[START OF Selected passage]
Nehru’s great-grandson, Rahul, is therefore a quarter Kashmiri, a quarter Parsi and half Italian — a fine emblem of social liberalism and national integration, though that may please his grandfather rather more than his constituents in rural north India. Likewise with religion: Long before Alastair Campbell, the Nehru-Gandhis did not do God. “The spectacle of what is called religion in India and elsewhere has filled me with horror,” Nehru wrote, “and I have frequently condemned it and wished to make a clean sweep of it.” His grandson Rajiv was only slightly less pliable when I interviewed him in 1985. No, he never prayed to God. No, he had never believed in God. He conceded that his mother had gone a little off the rails towards the end of her life by taking up with swamis and yogis and consulting astrologers (she had premonitions, correctly, of a violent death), but she had brought him up to be agnostic and “secular”, a word that in India has to bear too much hope.

Like his grandfather before him, and his son after him, Rajiv went to Trinity College Cambridge (where unlike them but like his mother at Oxford, he failed to get a degree). Oxbridge and the Ivy League universities remain the educations of choice for the Indian elite, but the political class now reflects a much more Indian reality.

However much the socialist idealism of Nehru may have wished it, it seems unlikely that he could ever have imagined that his latest successor would have started his working life as a tea boy at a wayside railway station, or that his own great-grandson would prove such a political dud and quite possibly the terminus of the Nehru line.
[END OF Selected passage]
[START OF Source excerpt]
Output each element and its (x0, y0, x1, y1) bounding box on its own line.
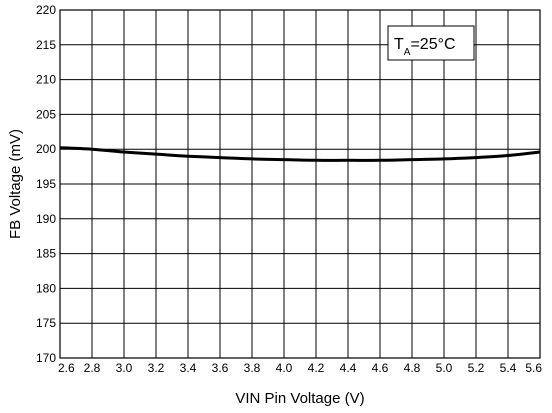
[END OF Source excerpt]
What you will do:
- A) Reproduce word for word the portion of the passage on the Nehru-Gandhi family starting with "Like his grandfather" and going on through "more Indian reality.".
- B) In the passage on the Nehru-Gandhi family, what reason does Nehru give for wanting to make a clean sweep of religion? Answer in one to three sentences.
- C) Carry on the passage about the Nehru-Gandhi family from the point at which it ends.
The lines are not relevant to this exercise.

Outputs by task:
- A)
Like his grandfather before him, and his son after him, Rajiv went to Trinity College Cambridge (where unlike them but like his mother at Oxford, he failed to get a degree). Oxbridge and the Ivy League universities remain the educations of choice for the Indian elite, but the political class now reflects a much more Indian reality.

- B) Nehru wrote that the spectacle of what is called religion in India and elsewhere had filled him with horror. He had therefore frequently condemned it and wished to make a clean sweep of it.

- C)
Less deference and more aspiration on the part of the electorate can explain most of this outcome. The more difficult question is why Sonia ever wanted her son to be prime minister, and why Rahul allowed himself to want it? Doing the same job, his grandmother had been mowed down by automatic gunfire and his father blown to pieces by a suicide bomber in separate incidents with separate causes, seven years apart. According to reports, all that was left of his father were his head and his feet, which were wearing a pair of running shoes. Rahul was 20 at the time.

To overcome the reasonable fear that the same could happen to you requires an odd belief in, what? Destiny, duty, power? Especially when nothing other than a name suggests you would be any good at politics. But perhaps mother and son and their party are locked in a dance that none can escape.

This week, they offered to resign as Congress’s president and vice-president and the party refused their resignation. The last bit of England in Indian politics looks set to die a slow death.